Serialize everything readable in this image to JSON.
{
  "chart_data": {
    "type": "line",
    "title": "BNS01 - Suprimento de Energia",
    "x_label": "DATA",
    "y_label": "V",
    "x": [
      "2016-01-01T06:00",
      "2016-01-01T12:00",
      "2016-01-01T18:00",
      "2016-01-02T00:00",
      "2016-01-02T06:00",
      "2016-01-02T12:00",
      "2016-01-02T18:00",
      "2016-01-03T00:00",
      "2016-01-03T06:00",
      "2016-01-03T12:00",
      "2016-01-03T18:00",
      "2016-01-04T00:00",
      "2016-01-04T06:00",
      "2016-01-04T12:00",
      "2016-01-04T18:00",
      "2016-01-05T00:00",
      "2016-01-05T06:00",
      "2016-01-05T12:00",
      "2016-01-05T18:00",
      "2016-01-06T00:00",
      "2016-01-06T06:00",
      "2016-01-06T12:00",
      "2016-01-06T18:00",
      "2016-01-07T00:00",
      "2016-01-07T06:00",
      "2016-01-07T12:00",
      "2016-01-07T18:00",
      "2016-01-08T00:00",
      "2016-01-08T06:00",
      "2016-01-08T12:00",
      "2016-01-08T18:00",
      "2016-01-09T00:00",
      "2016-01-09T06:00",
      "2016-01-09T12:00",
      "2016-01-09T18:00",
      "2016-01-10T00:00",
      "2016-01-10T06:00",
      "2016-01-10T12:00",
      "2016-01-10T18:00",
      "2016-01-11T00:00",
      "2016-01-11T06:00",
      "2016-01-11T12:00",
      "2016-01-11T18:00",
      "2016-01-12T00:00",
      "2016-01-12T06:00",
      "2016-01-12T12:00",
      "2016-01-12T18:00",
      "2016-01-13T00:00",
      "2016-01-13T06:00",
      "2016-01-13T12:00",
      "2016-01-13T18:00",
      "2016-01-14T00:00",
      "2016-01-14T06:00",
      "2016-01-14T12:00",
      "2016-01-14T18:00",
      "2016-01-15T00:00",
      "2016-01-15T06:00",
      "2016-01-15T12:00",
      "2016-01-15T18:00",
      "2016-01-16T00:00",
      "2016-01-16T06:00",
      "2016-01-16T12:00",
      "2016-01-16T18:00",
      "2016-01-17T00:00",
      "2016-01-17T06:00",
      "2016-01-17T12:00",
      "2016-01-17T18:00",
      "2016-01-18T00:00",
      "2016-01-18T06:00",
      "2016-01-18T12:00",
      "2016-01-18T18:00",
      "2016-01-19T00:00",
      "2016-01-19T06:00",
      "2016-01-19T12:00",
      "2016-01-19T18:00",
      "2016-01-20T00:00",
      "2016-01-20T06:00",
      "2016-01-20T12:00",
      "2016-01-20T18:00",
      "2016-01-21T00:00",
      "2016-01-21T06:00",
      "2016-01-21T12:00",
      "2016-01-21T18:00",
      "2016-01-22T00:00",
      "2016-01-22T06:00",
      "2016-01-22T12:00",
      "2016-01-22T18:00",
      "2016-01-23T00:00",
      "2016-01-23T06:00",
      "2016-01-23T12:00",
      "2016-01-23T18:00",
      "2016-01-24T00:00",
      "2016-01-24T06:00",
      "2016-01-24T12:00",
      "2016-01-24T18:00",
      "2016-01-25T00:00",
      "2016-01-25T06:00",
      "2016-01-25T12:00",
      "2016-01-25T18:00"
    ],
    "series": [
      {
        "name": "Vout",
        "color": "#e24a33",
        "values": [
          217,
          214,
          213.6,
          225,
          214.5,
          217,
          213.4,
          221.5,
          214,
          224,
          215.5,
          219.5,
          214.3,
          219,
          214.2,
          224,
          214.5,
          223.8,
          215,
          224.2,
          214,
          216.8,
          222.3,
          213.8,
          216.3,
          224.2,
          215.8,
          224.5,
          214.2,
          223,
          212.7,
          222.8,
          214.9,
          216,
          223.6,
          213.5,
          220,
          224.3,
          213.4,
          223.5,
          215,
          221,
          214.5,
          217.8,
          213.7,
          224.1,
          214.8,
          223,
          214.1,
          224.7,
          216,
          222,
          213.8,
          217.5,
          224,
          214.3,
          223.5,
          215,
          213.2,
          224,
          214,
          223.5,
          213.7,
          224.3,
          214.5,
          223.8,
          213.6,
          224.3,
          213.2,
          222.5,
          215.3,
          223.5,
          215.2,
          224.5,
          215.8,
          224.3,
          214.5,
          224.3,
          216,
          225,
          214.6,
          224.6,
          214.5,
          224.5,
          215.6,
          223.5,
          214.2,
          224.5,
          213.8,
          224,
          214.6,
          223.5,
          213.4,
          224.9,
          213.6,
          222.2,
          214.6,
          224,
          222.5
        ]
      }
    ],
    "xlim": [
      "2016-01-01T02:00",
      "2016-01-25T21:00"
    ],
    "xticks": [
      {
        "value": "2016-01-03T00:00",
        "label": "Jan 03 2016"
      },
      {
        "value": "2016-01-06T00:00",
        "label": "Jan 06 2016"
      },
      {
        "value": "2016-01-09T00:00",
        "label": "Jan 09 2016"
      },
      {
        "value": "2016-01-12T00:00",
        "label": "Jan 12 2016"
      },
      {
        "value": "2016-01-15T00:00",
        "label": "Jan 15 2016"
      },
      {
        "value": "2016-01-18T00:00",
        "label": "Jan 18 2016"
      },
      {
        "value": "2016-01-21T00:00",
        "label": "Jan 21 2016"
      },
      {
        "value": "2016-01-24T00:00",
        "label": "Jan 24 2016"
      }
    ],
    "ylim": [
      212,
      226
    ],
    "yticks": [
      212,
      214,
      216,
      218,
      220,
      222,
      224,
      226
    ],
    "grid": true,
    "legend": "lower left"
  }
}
*-*-*
Write down the full listing again, exactly.

§ EXERCISE SOLUTION:
Serialize everything readable in this image to JSON.
{
  "chart_data": {
    "type": "line",
    "title": "BNS01 - Suprimento de Energia",
    "x_label": "DATA",
    "y_label": "V",
    "x": [
      "2016-01-01T06:00",
      "2016-01-01T12:00",
      "2016-01-01T18:00",
      "2016-01-02T00:00",
      "2016-01-02T06:00",
      "2016-01-02T12:00",
      "2016-01-02T18:00",
      "2016-01-03T00:00",
      "2016-01-03T06:00",
      "2016-01-03T12:00",
      "2016-01-03T18:00",
      "2016-01-04T00:00",
      "2016-01-04T06:00",
      "2016-01-04T12:00",
      "2016-01-04T18:00",
      "2016-01-05T00:00",
      "2016-01-05T06:00",
      "2016-01-05T12:00",
      "2016-01-05T18:00",
      "2016-01-06T00:00",
      "2016-01-06T06:00",
      "2016-01-06T12:00",
      "2016-01-06T18:00",
      "2016-01-07T00:00",
      "2016-01-07T06:00",
      "2016-01-07T12:00",
      "2016-01-07T18:00",
      "2016-01-08T00:00",
      "2016-01-08T06:00",
      "2016-01-08T12:00",
      "2016-01-08T18:00",
      "2016-01-09T00:00",
      "2016-01-09T06:00",
      "2016-01-09T12:00",
      "2016-01-09T18:00",
      "2016-01-10T00:00",
      "2016-01-10T06:00",
      "2016-01-10T12:00",
      "2016-01-10T18:00",
      "2016-01-11T00:00",
      "2016-01-11T06:00",
      "2016-01-11T12:00",
      "2016-01-11T18:00",
      "2016-01-12T00:00",
      "2016-01-12T06:00",
      "2016-01-12T12:00",
      "2016-01-12T18:00",
      "2016-01-13T00:00",
      "2016-01-13T06:00",
      "2016-01-13T12:00",
      "2016-01-13T18:00",
      "2016-01-14T00:00",
      "2016-01-14T06:00",
      "2016-01-14T12:00",
      "2016-01-14T18:00",
      "2016-01-15T00:00",
      "2016-01-15T06:00",
      "2016-01-15T12:00",
      "2016-01-15T18:00",
      "2016-01-16T00:00",
      "2016-01-16T06:00",
      "2016-01-16T12:00",
      "2016-01-16T18:00",
      "2016-01-17T00:00",
      "2016-01-17T06:00",
      "2016-01-17T12:00",
      "2016-01-17T18:00",
      "2016-01-18T00:00",
      "2016-01-18T06:00",
      "2016-01-18T12:00",
      "2016-01-18T18:00",
      "2016-01-19T00:00",
      "2016-01-19T06:00",
      "2016-01-19T12:00",
      "2016-01-19T18:00",
      "2016-01-20T00:00",
      "2016-01-20T06:00",
      "2016-01-20T12:00",
      "2016-01-20T18:00",
      "2016-01-21T00:00",
      "2016-01-21T06:00",
      "2016-01-21T12:00",
      "2016-01-21T18:00",
      "2016-01-22T00:00",
      "2016-01-22T06:00",
      "2016-01-22T12:00",
      "2016-01-22T18:00",
      "2016-01-23T00:00",
      "2016-01-23T06:00",
      "2016-01-23T12:00",
      "2016-01-23T18:00",
      "2016-01-24T00:00",
      "2016-01-24T06:00",
      "2016-01-24T12:00",
      "2016-01-24T18:00",
      "2016-01-25T00:00",
      "2016-01-25T06:00",
      "2016-01-25T12:00",
      "2016-01-25T18:00"
    ],
    "series": [
      {
        "name": "Vout",
        "color": "#e24a33",
        "values": [
          217,
          214,
          213.6,
          225,
          214.5,
          217,
          213.4,
          221.5,
          214,
          224,
          215.5,
          219.5,
          214.3,
          219,
          214.2,
          224,
          214.5,
          223.8,
          215,
          224.2,
          214,
          216.8,
          222.3,
          213.8,
          216.3,
          224.2,
          215.8,
          224.5,
          214.2,
          223,
          212.7,
          222.8,
          214.9,
          216,
          223.6,
          213.5,
          220,
          224.3,
          213.4,
          223.5,
          215,
          221,
          214.5,
          217.8,
          213.7,
          224.1,
          214.8,
          223,
          214.1,
          224.7,
          216,
          222,
          213.8,
          217.5,
          224,
          214.3,
          223.5,
          215,
          213.2,
          224,
          214,
          223.5,
          213.7,
          224.3,
          214.5,
          223.8,
          213.6,
          224.3,
          213.2,
          222.5,
          215.3,
          223.5,
          215.2,
          224.5,
          215.8,
          224.3,
          214.5,
          224.3,
          216,
          225,
          214.6,
          224.6,
          214.5,
          224.5,
          215.6,
          223.5,
          214.2,
          224.5,
          213.8,
          224,
          214.6,
          223.5,
          213.4,
          224.9,
          213.6,
          222.2,
          214.6,
          224,
          222.5
        ]
      }
    ],
    "xlim": [
      "2016-01-01T02:00",
      "2016-01-25T21:00"
    ],
    "xticks": [
      {
        "value": "2016-01-03T00:00",
        "label": "Jan 03 2016"
      },
      {
        "value": "2016-01-06T00:00",
        "label": "Jan 06 2016"
      },
      {
        "value": "2016-01-09T00:00",
        "label": "Jan 09 2016"
      },
      {
        "value": "2016-01-12T00:00",
        "label": "Jan 12 2016"
      },
      {
        "value": "2016-01-15T00:00",
        "label": "Jan 15 2016"
      },
      {
        "value": "2016-01-18T00:00",
        "label": "Jan 18 2016"
      },
      {
        "value": "2016-01-21T00:00",
        "label": "Jan 21 2016"
      },
      {
        "value": "2016-01-24T00:00",
        "label": "Jan 24 2016"
      }
    ],
    "ylim": [
      212,
      226
    ],
    "yticks": [
      212,
      214,
      216,
      218,
      220,
      222,
      224,
      226
    ],
    "grid": true,
    "legend": "lower left"
  }
}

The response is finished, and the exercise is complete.